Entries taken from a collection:
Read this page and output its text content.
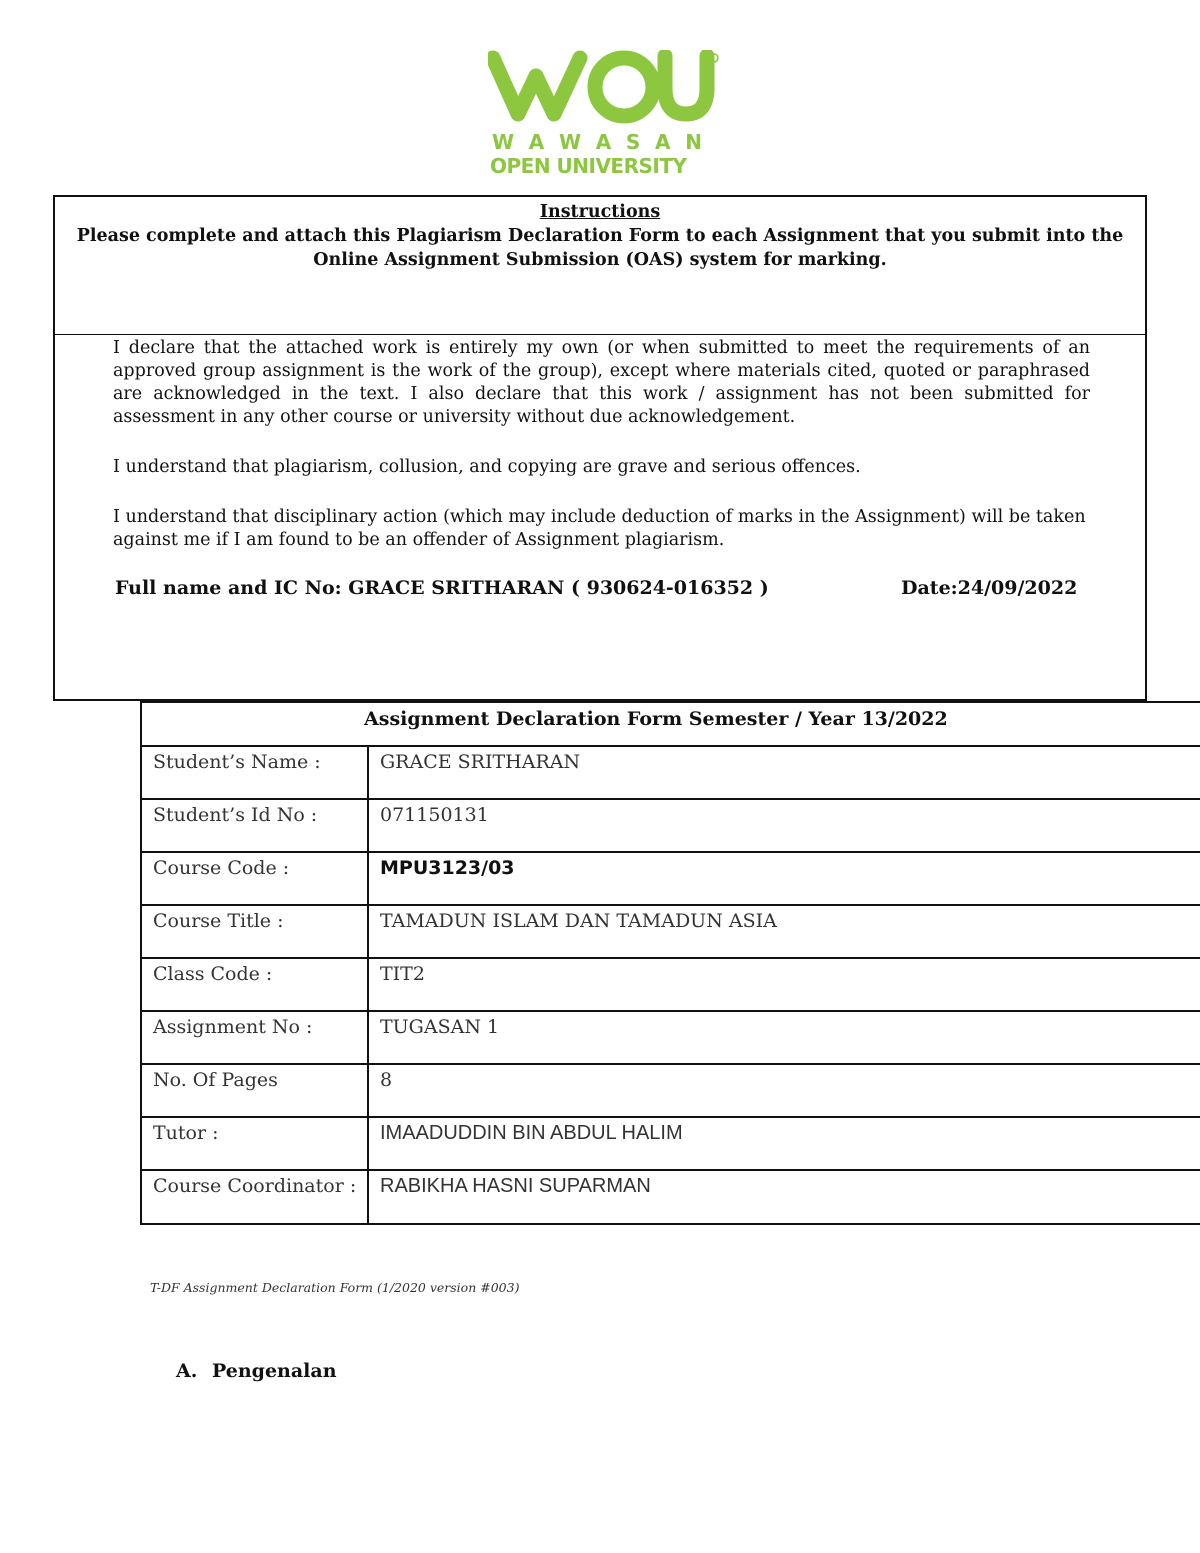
W A W A S A N
OPEN UNIVERSITY
Instructions
Please complete and attach this Plagiarism Declaration Form to each Assignment that you submit into the
Online Assignment Submission (OAS) system for marking.

I declare that the attached work is entirely my own (or when submitted to meet the requirements of an approved group assignment is the work of the group), except where materials cited, quoted or paraphrased are acknowledged in the text. I also declare that this work / assignment has not been submitted for assessment in any other course or university without due acknowledgement.

I understand that plagiarism, collusion, and copying are grave and serious offences.

I understand that disciplinary action (which may include deduction of marks in the Assignment) will be taken against me if I am found to be an offender of Assignment plagiarism.

Full name and IC No: GRACE SRITHARAN ( 930624-016352 )	Date:24/09/2022
Assignment Declaration Form Semester / Year 13/2022
Student’s Name :	GRACE SRITHARAN
Student’s Id No :	071150131
Course Code :	MPU3123/03
Course Title :	TAMADUN ISLAM DAN TAMADUN ASIA
Class Code :	TIT2
Assignment No :	TUGASAN 1
No. Of Pages	8
Tutor :	IMAADUDDIN BIN ABDUL HALIM
Course Coordinator :	RABIKHA HASNI SUPARMAN
T-DF Assignment Declaration Form (1/2020 version #003)
A. Pengenalan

◆ What is expected: Copy out the lines in which the string "Declaration" appears.

◆ Exercise result:
Please complete and attach this Plagiarism Declaration Form to each Assignment that you submit into the
Assignment Declaration Form Semester / Year 13/2022
T-DF Assignment Declaration Form (1/2020 version #003)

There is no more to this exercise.